● Extracted information
»»

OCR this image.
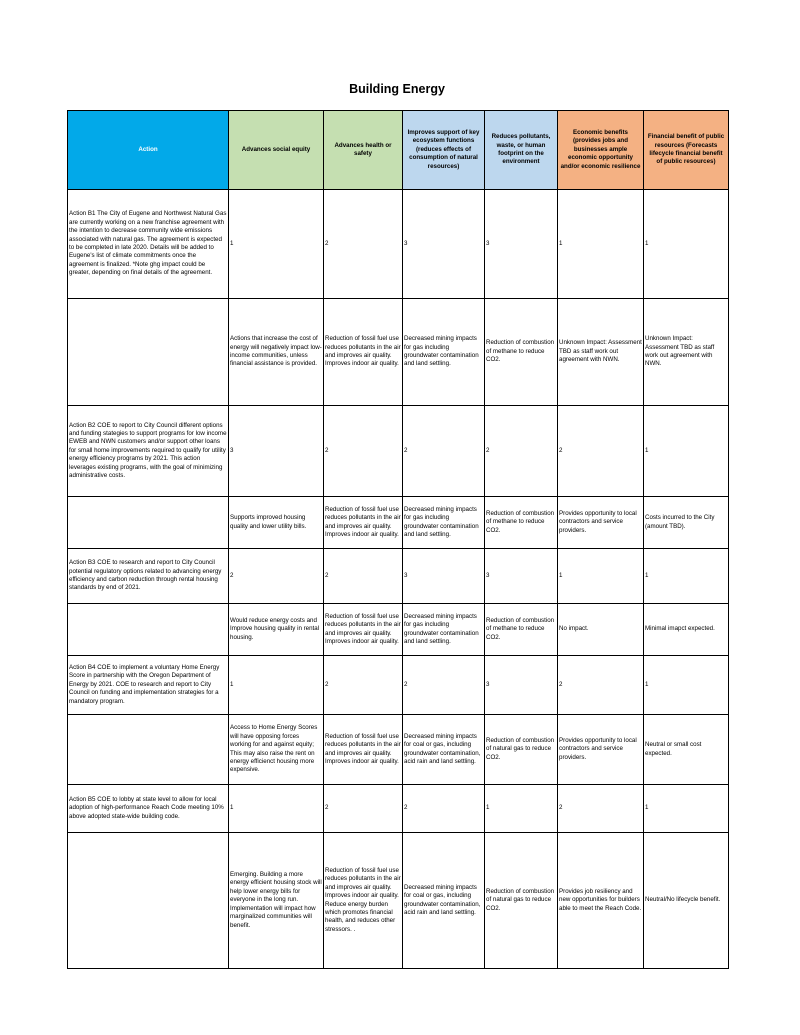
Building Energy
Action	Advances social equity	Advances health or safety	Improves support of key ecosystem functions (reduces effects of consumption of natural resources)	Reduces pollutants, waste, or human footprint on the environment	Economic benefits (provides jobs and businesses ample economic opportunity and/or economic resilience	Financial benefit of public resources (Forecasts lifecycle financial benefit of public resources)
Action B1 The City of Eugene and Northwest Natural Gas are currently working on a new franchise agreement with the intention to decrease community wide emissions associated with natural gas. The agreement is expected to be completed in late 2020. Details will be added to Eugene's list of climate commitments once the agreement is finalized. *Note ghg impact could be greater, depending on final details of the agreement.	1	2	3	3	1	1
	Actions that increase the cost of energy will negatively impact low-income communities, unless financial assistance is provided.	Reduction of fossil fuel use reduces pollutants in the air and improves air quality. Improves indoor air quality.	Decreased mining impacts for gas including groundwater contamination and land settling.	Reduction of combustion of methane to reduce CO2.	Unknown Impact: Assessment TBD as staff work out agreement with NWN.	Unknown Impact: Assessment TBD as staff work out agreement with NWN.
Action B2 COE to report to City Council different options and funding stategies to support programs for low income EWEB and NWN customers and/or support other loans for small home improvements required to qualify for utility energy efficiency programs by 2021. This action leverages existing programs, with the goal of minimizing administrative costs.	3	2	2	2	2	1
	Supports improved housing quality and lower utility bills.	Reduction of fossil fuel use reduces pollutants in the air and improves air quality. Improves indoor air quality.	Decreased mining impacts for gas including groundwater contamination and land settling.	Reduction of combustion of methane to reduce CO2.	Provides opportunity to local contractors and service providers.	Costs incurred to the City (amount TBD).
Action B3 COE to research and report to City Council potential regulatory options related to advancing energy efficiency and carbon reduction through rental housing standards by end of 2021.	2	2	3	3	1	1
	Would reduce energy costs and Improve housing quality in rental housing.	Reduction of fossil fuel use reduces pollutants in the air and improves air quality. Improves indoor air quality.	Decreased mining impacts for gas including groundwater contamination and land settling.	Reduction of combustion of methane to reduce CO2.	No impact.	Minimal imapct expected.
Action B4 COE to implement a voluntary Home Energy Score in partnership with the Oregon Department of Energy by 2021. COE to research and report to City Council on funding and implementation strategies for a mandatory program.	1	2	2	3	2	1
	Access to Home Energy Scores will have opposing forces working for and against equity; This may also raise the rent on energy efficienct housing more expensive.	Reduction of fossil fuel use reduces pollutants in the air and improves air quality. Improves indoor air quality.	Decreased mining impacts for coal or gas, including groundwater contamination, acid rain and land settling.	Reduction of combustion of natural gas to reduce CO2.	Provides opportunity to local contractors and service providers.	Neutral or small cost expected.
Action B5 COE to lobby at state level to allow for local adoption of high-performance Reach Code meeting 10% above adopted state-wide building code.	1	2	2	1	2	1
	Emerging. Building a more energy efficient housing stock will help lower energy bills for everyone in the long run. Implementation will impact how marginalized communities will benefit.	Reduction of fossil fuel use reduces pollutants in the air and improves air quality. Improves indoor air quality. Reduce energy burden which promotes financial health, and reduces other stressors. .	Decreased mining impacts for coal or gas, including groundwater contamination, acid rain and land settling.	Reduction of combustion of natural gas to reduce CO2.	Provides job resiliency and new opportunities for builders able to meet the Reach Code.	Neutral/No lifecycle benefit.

««
»»

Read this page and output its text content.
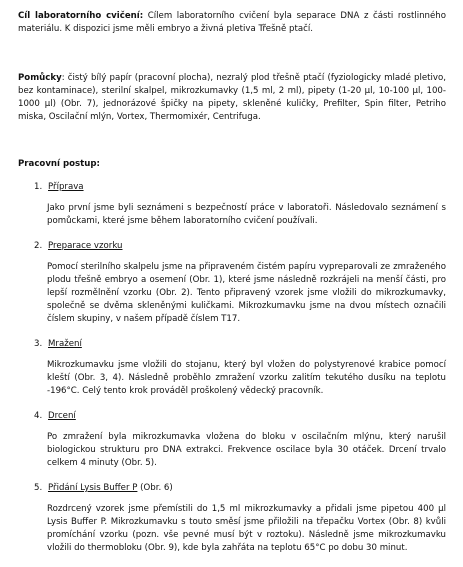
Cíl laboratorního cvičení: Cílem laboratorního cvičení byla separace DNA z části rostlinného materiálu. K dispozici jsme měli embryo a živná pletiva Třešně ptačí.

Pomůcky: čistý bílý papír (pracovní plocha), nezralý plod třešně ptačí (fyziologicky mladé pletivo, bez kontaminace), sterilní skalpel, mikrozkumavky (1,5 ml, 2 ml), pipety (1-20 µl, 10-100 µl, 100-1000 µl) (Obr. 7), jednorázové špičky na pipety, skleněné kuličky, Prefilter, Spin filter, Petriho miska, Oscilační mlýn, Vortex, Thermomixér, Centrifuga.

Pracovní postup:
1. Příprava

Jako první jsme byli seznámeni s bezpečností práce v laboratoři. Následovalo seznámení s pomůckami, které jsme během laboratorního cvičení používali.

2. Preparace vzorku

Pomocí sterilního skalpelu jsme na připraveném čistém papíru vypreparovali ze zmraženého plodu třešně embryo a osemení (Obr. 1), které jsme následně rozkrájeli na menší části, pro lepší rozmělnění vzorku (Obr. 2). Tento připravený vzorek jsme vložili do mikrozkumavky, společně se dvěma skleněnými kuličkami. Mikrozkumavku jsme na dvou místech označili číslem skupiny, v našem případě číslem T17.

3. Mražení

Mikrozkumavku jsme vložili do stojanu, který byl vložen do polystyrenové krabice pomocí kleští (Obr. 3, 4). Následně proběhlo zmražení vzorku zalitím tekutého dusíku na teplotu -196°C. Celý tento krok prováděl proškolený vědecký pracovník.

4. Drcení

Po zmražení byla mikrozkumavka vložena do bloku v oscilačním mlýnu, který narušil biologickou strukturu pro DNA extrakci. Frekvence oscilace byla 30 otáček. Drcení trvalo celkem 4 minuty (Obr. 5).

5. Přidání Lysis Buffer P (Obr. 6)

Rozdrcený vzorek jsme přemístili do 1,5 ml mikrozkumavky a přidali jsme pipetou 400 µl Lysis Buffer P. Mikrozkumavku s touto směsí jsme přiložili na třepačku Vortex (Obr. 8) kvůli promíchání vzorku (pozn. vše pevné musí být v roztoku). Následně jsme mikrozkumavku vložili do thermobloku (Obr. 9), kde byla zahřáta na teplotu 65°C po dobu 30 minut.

««

● What is needed
Search the records for the word "teplotu" and copy every line where it occurs.

● Written answer
Mikrozkumavku jsme vložili do stojanu, který byl vložen do polystyrenové krabice pomocí kleští (Obr. 3, 4). Následně proběhlo zmražení vzorku zalitím tekutého dusíku na teplotu -196°C. Celý tento krok prováděl proškolený vědecký pracovník.
Rozdrcený vzorek jsme přemístili do 1,5 ml mikrozkumavky a přidali jsme pipetou 400 µl Lysis Buffer P. Mikrozkumavku s touto směsí jsme přiložili na třepačku Vortex (Obr. 8) kvůli promíchání vzorku (pozn. vše pevné musí být v roztoku). Následně jsme mikrozkumavku vložili do thermobloku (Obr. 9), kde byla zahřáta na teplotu 65°C po dobu 30 minut.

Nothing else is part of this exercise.